(Dataset items)
*-*-*
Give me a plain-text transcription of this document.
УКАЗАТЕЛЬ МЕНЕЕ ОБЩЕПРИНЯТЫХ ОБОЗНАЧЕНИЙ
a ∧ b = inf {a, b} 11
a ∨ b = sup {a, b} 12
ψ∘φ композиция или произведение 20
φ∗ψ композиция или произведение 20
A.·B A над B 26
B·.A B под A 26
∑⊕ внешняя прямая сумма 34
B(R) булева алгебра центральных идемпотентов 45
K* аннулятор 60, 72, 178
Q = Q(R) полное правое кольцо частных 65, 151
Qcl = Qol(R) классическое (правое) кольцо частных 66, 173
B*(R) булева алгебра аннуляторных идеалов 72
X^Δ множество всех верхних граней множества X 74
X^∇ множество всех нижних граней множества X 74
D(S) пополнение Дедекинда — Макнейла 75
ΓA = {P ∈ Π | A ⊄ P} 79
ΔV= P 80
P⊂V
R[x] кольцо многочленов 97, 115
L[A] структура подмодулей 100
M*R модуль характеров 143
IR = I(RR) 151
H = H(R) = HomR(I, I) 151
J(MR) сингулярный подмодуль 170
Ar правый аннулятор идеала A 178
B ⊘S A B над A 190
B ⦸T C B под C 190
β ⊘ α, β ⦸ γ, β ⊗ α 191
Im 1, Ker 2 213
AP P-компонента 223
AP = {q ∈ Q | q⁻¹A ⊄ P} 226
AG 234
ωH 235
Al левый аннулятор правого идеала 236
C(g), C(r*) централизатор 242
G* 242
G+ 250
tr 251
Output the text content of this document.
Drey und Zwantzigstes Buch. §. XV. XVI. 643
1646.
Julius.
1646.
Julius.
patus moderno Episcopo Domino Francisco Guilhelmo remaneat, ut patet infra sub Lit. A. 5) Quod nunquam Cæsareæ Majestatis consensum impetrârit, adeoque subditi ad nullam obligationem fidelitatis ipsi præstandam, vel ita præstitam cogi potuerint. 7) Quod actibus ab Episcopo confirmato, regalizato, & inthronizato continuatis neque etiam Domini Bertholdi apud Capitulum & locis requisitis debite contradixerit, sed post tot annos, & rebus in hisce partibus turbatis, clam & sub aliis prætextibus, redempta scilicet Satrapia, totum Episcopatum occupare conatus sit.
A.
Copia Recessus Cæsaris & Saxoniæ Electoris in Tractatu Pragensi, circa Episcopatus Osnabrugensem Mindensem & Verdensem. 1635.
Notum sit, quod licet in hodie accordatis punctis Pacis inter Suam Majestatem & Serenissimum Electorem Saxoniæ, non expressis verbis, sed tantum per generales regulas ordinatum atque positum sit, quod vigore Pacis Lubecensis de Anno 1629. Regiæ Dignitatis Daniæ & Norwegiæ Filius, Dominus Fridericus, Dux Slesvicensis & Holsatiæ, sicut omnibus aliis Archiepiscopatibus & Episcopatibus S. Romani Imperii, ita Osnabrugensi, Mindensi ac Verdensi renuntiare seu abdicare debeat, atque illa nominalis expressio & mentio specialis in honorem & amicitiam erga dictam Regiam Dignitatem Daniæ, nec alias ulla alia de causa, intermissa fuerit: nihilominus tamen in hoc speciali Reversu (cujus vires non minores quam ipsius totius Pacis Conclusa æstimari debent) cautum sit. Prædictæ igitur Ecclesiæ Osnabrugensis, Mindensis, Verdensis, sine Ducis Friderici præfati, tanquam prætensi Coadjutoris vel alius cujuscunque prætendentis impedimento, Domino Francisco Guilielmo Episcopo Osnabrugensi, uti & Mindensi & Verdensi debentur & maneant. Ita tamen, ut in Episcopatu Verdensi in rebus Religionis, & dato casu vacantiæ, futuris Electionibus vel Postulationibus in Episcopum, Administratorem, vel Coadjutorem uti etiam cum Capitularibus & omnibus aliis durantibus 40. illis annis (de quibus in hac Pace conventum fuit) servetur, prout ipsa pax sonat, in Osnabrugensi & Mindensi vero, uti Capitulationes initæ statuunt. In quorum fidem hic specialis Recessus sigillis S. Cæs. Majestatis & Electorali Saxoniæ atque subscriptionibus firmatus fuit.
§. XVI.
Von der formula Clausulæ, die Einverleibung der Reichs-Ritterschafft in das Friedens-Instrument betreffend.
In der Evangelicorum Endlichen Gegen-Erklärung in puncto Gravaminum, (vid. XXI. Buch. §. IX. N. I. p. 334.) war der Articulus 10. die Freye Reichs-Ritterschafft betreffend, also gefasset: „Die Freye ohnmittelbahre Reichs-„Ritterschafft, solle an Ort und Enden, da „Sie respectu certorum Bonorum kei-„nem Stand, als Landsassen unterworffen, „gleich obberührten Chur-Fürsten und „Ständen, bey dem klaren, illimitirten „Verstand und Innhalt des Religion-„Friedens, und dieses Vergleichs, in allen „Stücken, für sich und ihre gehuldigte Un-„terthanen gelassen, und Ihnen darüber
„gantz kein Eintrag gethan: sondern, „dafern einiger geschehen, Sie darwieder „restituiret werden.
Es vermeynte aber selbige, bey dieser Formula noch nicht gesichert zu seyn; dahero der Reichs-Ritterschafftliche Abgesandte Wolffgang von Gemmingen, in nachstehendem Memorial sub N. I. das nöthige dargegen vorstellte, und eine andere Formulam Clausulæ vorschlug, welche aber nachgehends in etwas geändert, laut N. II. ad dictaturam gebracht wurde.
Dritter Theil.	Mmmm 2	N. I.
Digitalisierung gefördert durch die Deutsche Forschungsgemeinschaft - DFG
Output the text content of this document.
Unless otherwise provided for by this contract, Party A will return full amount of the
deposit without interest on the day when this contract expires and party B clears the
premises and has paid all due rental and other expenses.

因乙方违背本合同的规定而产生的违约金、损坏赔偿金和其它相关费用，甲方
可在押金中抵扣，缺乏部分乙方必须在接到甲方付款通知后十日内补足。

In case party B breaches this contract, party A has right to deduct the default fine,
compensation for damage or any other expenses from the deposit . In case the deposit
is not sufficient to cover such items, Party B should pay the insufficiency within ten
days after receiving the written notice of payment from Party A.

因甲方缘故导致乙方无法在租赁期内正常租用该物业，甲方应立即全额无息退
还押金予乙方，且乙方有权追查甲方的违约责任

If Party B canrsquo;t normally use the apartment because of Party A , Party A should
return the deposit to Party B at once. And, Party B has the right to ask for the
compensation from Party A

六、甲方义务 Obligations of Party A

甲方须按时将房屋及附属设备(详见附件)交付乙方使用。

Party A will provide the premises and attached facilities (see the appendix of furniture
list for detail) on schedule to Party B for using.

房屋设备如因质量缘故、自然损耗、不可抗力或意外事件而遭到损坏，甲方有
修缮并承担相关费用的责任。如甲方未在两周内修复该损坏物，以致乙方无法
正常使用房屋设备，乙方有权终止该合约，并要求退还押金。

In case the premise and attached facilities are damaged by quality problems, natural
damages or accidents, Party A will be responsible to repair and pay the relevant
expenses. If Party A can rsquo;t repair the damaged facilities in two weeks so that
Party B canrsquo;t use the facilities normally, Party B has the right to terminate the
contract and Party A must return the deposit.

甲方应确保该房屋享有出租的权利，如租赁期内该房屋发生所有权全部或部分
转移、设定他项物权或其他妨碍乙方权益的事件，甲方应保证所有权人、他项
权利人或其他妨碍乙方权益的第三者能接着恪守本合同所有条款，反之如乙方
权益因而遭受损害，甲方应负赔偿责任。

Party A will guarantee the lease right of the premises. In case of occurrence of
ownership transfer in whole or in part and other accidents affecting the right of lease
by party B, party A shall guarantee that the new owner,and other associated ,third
*-*-*
Quote the whole listing above, leaving nothing out.

- [Response]:
Give me a plain-text transcription of this document.
УКАЗАТЕЛЬ МЕНЕЕ ОБЩЕПРИНЯТЫХ ОБОЗНАЧЕНИЙ
a ∧ b = inf {a, b} 11
a ∨ b = sup {a, b} 12
ψ∘φ композиция или произведение 20
φ∗ψ композиция или произведение 20
A.·B A над B 26
B·.A B под A 26
∑⊕ внешняя прямая сумма 34
B(R) булева алгебра центральных идемпотентов 45
K* аннулятор 60, 72, 178
Q = Q(R) полное правое кольцо частных 65, 151
Qcl = Qol(R) классическое (правое) кольцо частных 66, 173
B*(R) булева алгебра аннуляторных идеалов 72
X^Δ множество всех верхних граней множества X 74
X^∇ множество всех нижних граней множества X 74
D(S) пополнение Дедекинда — Макнейла 75
ΓA = {P ∈ Π | A ⊄ P} 79
ΔV= P 80
P⊂V
R[x] кольцо многочленов 97, 115
L[A] структура подмодулей 100
M*R модуль характеров 143
IR = I(RR) 151
H = H(R) = HomR(I, I) 151
J(MR) сингулярный подмодуль 170
Ar правый аннулятор идеала A 178
B ⊘S A B над A 190
B ⦸T C B под C 190
β ⊘ α, β ⦸ γ, β ⊗ α 191
Im 1, Ker 2 213
AP P-компонента 223
AP = {q ∈ Q | q⁻¹A ⊄ P} 226
AG 234
ωH 235
Al левый аннулятор правого идеала 236
C(g), C(r*) централизатор 242
G* 242
G+ 250
tr 251
Output the text content of this document.
Drey und Zwantzigstes Buch. §. XV. XVI. 643
1646.
Julius.
1646.
Julius.
patus moderno Episcopo Domino Francisco Guilhelmo remaneat, ut patet infra sub Lit. A. 5) Quod nunquam Cæsareæ Majestatis consensum impetrârit, adeoque subditi ad nullam obligationem fidelitatis ipsi præstandam, vel ita præstitam cogi potuerint. 7) Quod actibus ab Episcopo confirmato, regalizato, & inthronizato continuatis neque etiam Domini Bertholdi apud Capitulum & locis requisitis debite contradixerit, sed post tot annos, & rebus in hisce partibus turbatis, clam & sub aliis prætextibus, redempta scilicet Satrapia, totum Episcopatum occupare conatus sit.
A.
Copia Recessus Cæsaris & Saxoniæ Electoris in Tractatu Pragensi, circa Episcopatus Osnabrugensem Mindensem & Verdensem. 1635.
Notum sit, quod licet in hodie accordatis punctis Pacis inter Suam Majestatem & Serenissimum Electorem Saxoniæ, non expressis verbis, sed tantum per generales regulas ordinatum atque positum sit, quod vigore Pacis Lubecensis de Anno 1629. Regiæ Dignitatis Daniæ & Norwegiæ Filius, Dominus Fridericus, Dux Slesvicensis & Holsatiæ, sicut omnibus aliis Archiepiscopatibus & Episcopatibus S. Romani Imperii, ita Osnabrugensi, Mindensi ac Verdensi renuntiare seu abdicare debeat, atque illa nominalis expressio & mentio specialis in honorem & amicitiam erga dictam Regiam Dignitatem Daniæ, nec alias ulla alia de causa, intermissa fuerit: nihilominus tamen in hoc speciali Reversu (cujus vires non minores quam ipsius totius Pacis Conclusa æstimari debent) cautum sit. Prædictæ igitur Ecclesiæ Osnabrugensis, Mindensis, Verdensis, sine Ducis Friderici præfati, tanquam prætensi Coadjutoris vel alius cujuscunque prætendentis impedimento, Domino Francisco Guilielmo Episcopo Osnabrugensi, uti & Mindensi & Verdensi debentur & maneant. Ita tamen, ut in Episcopatu Verdensi in rebus Religionis, & dato casu vacantiæ, futuris Electionibus vel Postulationibus in Episcopum, Administratorem, vel Coadjutorem uti etiam cum Capitularibus & omnibus aliis durantibus 40. illis annis (de quibus in hac Pace conventum fuit) servetur, prout ipsa pax sonat, in Osnabrugensi & Mindensi vero, uti Capitulationes initæ statuunt. In quorum fidem hic specialis Recessus sigillis S. Cæs. Majestatis & Electorali Saxoniæ atque subscriptionibus firmatus fuit.
§. XVI.
Von der formula Clausulæ, die Einverleibung der Reichs-Ritterschafft in das Friedens-Instrument betreffend.
In der Evangelicorum Endlichen Gegen-Erklärung in puncto Gravaminum, (vid. XXI. Buch. §. IX. N. I. p. 334.) war der Articulus 10. die Freye Reichs-Ritterschafft betreffend, also gefasset: „Die Freye ohnmittelbahre Reichs-„Ritterschafft, solle an Ort und Enden, da „Sie respectu certorum Bonorum kei-„nem Stand, als Landsassen unterworffen, „gleich obberührten Chur-Fürsten und „Ständen, bey dem klaren, illimitirten „Verstand und Innhalt des Religion-„Friedens, und dieses Vergleichs, in allen „Stücken, für sich und ihre gehuldigte Un-„terthanen gelassen, und Ihnen darüber
„gantz kein Eintrag gethan: sondern, „dafern einiger geschehen, Sie darwieder „restituiret werden.
Es vermeynte aber selbige, bey dieser Formula noch nicht gesichert zu seyn; dahero der Reichs-Ritterschafftliche Abgesandte Wolffgang von Gemmingen, in nachstehendem Memorial sub N. I. das nöthige dargegen vorstellte, und eine andere Formulam Clausulæ vorschlug, welche aber nachgehends in etwas geändert, laut N. II. ad dictaturam gebracht wurde.
Dritter Theil.	Mmmm 2	N. I.
Digitalisierung gefördert durch die Deutsche Forschungsgemeinschaft - DFG
Output the text content of this document.
Unless otherwise provided for by this contract, Party A will return full amount of the
deposit without interest on the day when this contract expires and party B clears the
premises and has paid all due rental and other expenses.

因乙方违背本合同的规定而产生的违约金、损坏赔偿金和其它相关费用，甲方
可在押金中抵扣，缺乏部分乙方必须在接到甲方付款通知后十日内补足。

In case party B breaches this contract, party A has right to deduct the default fine,
compensation for damage or any other expenses from the deposit . In case the deposit
is not sufficient to cover such items, Party B should pay the insufficiency within ten
days after receiving the written notice of payment from Party A.

因甲方缘故导致乙方无法在租赁期内正常租用该物业，甲方应立即全额无息退
还押金予乙方，且乙方有权追查甲方的违约责任

If Party B canrsquo;t normally use the apartment because of Party A , Party A should
return the deposit to Party B at once. And, Party B has the right to ask for the
compensation from Party A

六、甲方义务 Obligations of Party A

甲方须按时将房屋及附属设备(详见附件)交付乙方使用。

Party A will provide the premises and attached facilities (see the appendix of furniture
list for detail) on schedule to Party B for using.

房屋设备如因质量缘故、自然损耗、不可抗力或意外事件而遭到损坏，甲方有
修缮并承担相关费用的责任。如甲方未在两周内修复该损坏物，以致乙方无法
正常使用房屋设备，乙方有权终止该合约，并要求退还押金。

In case the premise and attached facilities are damaged by quality problems, natural
damages or accidents, Party A will be responsible to repair and pay the relevant
expenses. If Party A can rsquo;t repair the damaged facilities in two weeks so that
Party B canrsquo;t use the facilities normally, Party B has the right to terminate the
contract and Party A must return the deposit.

甲方应确保该房屋享有出租的权利，如租赁期内该房屋发生所有权全部或部分
转移、设定他项物权或其他妨碍乙方权益的事件，甲方应保证所有权人、他项
权利人或其他妨碍乙方权益的第三者能接着恪守本合同所有条款，反之如乙方
权益因而遭受损害，甲方应负赔偿责任。

Party A will guarantee the lease right of the premises. In case of occurrence of
ownership transfer in whole or in part and other accidents affecting the right of lease
by party B, party A shall guarantee that the new owner,and other associated ,third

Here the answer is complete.